Data records:

--

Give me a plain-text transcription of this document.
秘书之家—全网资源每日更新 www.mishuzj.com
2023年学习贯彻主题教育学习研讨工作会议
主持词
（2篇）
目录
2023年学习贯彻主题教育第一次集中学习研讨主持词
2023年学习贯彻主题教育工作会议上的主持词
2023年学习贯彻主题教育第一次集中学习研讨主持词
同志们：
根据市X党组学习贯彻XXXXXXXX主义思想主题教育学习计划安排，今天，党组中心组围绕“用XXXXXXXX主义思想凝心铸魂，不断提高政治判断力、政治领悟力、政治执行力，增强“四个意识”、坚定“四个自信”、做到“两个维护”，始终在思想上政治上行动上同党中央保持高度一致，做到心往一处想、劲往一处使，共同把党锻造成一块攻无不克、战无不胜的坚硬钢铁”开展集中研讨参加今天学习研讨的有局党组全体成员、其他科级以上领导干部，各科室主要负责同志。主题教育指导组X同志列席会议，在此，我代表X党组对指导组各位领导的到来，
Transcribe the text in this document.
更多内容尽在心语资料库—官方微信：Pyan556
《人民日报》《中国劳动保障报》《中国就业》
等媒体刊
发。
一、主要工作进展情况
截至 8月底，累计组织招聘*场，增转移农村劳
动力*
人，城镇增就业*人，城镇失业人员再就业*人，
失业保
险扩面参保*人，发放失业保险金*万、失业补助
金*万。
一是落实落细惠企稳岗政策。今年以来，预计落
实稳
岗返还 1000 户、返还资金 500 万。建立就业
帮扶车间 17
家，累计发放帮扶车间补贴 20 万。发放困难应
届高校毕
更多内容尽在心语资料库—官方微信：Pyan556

--

Written task:
Scan the material above. Copy each line that holds the word "text".

Exercise response:
Give me a plain-text transcription of this document.
Transcribe the text in this document.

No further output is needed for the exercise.